*What this task involves:*
Extract every record, exactly as written, and ignore the pictures.

# START OF Records for this exercise

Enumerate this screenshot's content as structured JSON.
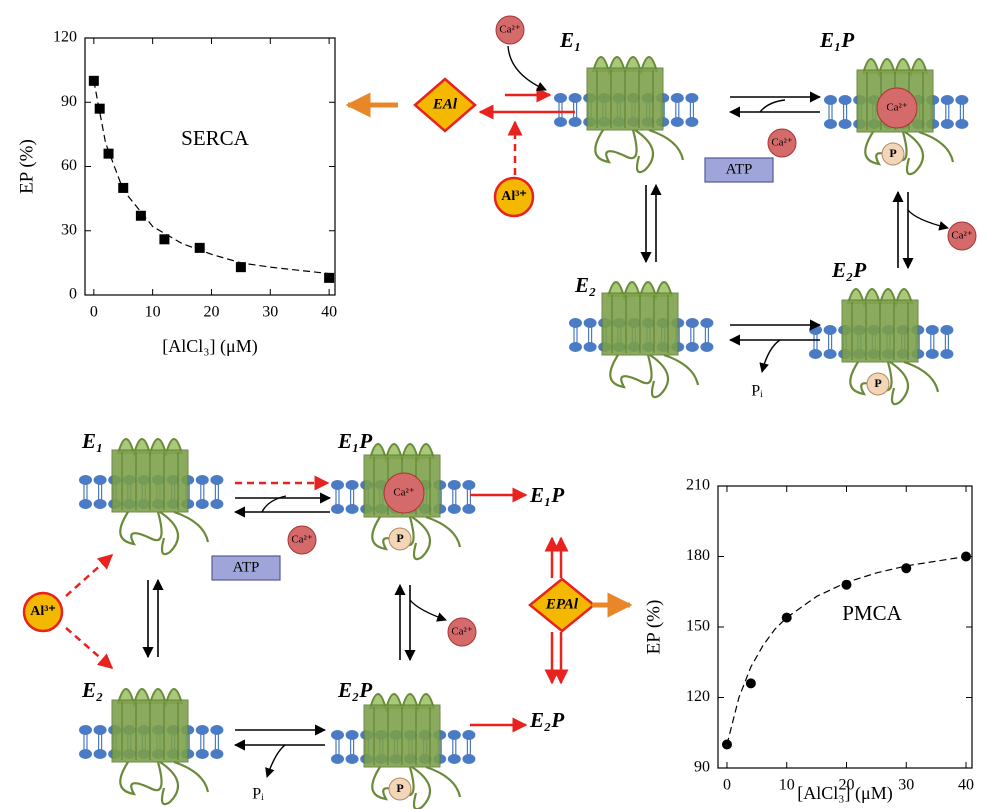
{
  "chart_data": [
    {
      "type": "scatter",
      "title": "SERCA",
      "xlabel": "[AlCl₃] (μM)",
      "ylabel": "EP (%)",
      "xlim": [
        -1.5,
        41
      ],
      "xticks": [
        0,
        10,
        20,
        30,
        40
      ],
      "ylim": [
        0,
        120
      ],
      "yticks": [
        0,
        30,
        60,
        90,
        120
      ],
      "series": [
        {
          "color": "#000000",
          "marker": "square",
          "x": [
            0,
            1,
            2.5,
            5,
            8,
            12,
            18,
            25,
            40
          ],
          "values": [
            100,
            87,
            66,
            50,
            37,
            26,
            22,
            13,
            8
          ]
        },
        {
          "color": "#000000",
          "style": "dashed",
          "x": [
            0,
            2,
            5,
            10,
            15,
            20,
            25,
            30,
            35,
            40
          ],
          "values": [
            100,
            71,
            49,
            32,
            24,
            19,
            15,
            13,
            11.5,
            10
          ]
        }
      ]
    },
    {
      "type": "scatter",
      "title": "PMCA",
      "xlabel": "[AlCl₃] (μM)",
      "ylabel": "EP (%)",
      "xlim": [
        -1.5,
        41
      ],
      "xticks": [
        0,
        10,
        20,
        30,
        40
      ],
      "ylim": [
        90,
        210
      ],
      "yticks": [
        90,
        120,
        150,
        180,
        210
      ],
      "series": [
        {
          "color": "#000000",
          "marker": "circle",
          "x": [
            0,
            4,
            10,
            20,
            30,
            40
          ],
          "values": [
            100,
            126,
            154,
            168,
            175,
            180
          ]
        },
        {
          "color": "#000000",
          "style": "dashed",
          "x": [
            0,
            2,
            4,
            6,
            8,
            10,
            15,
            20,
            25,
            30,
            35,
            40
          ],
          "values": [
            100,
            120,
            133,
            142,
            149,
            154,
            163,
            169,
            173,
            176,
            178,
            180
          ]
        }
      ]
    }
  ],
  "diagram": {
    "top": {
      "states": [
        "E₁",
        "E₁P",
        "E₂",
        "E₂P"
      ],
      "ions": [
        "Ca²⁺",
        "Ca²⁺",
        "Ca²⁺",
        "Ca²⁺"
      ],
      "inhibitor": "Al³⁺",
      "complex": "EAl",
      "atp": "ATP",
      "phosphate": "Pᵢ",
      "p_marks": [
        "P",
        "P"
      ]
    },
    "bottom": {
      "states": [
        "E₁",
        "E₁P",
        "E₂",
        "E₂P",
        "E₁P",
        "E₂P"
      ],
      "ions": [
        "Ca²⁺",
        "Ca²⁺",
        "Ca²⁺"
      ],
      "inhibitor": "Al³⁺",
      "complex": "EPAl",
      "atp": "ATP",
      "phosphate": "Pᵢ",
      "p_marks": [
        "P",
        "P"
      ]
    }
  }
}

# END OF Records for this exercise

*Complete answer:*
Enumerate this screenshot's content as structured JSON.
{
  "chart_data": [
    {
      "type": "scatter",
      "title": "SERCA",
      "xlabel": "[AlCl₃] (μM)",
      "ylabel": "EP (%)",
      "xlim": [
        -1.5,
        41
      ],
      "xticks": [
        0,
        10,
        20,
        30,
        40
      ],
      "ylim": [
        0,
        120
      ],
      "yticks": [
        0,
        30,
        60,
        90,
        120
      ],
      "series": [
        {
          "color": "#000000",
          "marker": "square",
          "x": [
            0,
            1,
            2.5,
            5,
            8,
            12,
            18,
            25,
            40
          ],
          "values": [
            100,
            87,
            66,
            50,
            37,
            26,
            22,
            13,
            8
          ]
        },
        {
          "color": "#000000",
          "style": "dashed",
          "x": [
            0,
            2,
            5,
            10,
            15,
            20,
            25,
            30,
            35,
            40
          ],
          "values": [
            100,
            71,
            49,
            32,
            24,
            19,
            15,
            13,
            11.5,
            10
          ]
        }
      ]
    },
    {
      "type": "scatter",
      "title": "PMCA",
      "xlabel": "[AlCl₃] (μM)",
      "ylabel": "EP (%)",
      "xlim": [
        -1.5,
        41
      ],
      "xticks": [
        0,
        10,
        20,
        30,
        40
      ],
      "ylim": [
        90,
        210
      ],
      "yticks": [
        90,
        120,
        150,
        180,
        210
      ],
      "series": [
        {
          "color": "#000000",
          "marker": "circle",
          "x": [
            0,
            4,
            10,
            20,
            30,
            40
          ],
          "values": [
            100,
            126,
            154,
            168,
            175,
            180
          ]
        },
        {
          "color": "#000000",
          "style": "dashed",
          "x": [
            0,
            2,
            4,
            6,
            8,
            10,
            15,
            20,
            25,
            30,
            35,
            40
          ],
          "values": [
            100,
            120,
            133,
            142,
            149,
            154,
            163,
            169,
            173,
            176,
            178,
            180
          ]
        }
      ]
    }
  ],
  "diagram": {
    "top": {
      "states": [
        "E₁",
        "E₁P",
        "E₂",
        "E₂P"
      ],
      "ions": [
        "Ca²⁺",
        "Ca²⁺",
        "Ca²⁺",
        "Ca²⁺"
      ],
      "inhibitor": "Al³⁺",
      "complex": "EAl",
      "atp": "ATP",
      "phosphate": "Pᵢ",
      "p_marks": [
        "P",
        "P"
      ]
    },
    "bottom": {
      "states": [
        "E₁",
        "E₁P",
        "E₂",
        "E₂P",
        "E₁P",
        "E₂P"
      ],
      "ions": [
        "Ca²⁺",
        "Ca²⁺",
        "Ca²⁺"
      ],
      "inhibitor": "Al³⁺",
      "complex": "EPAl",
      "atp": "ATP",
      "phosphate": "Pᵢ",
      "p_marks": [
        "P",
        "P"
      ]
    }
  }
}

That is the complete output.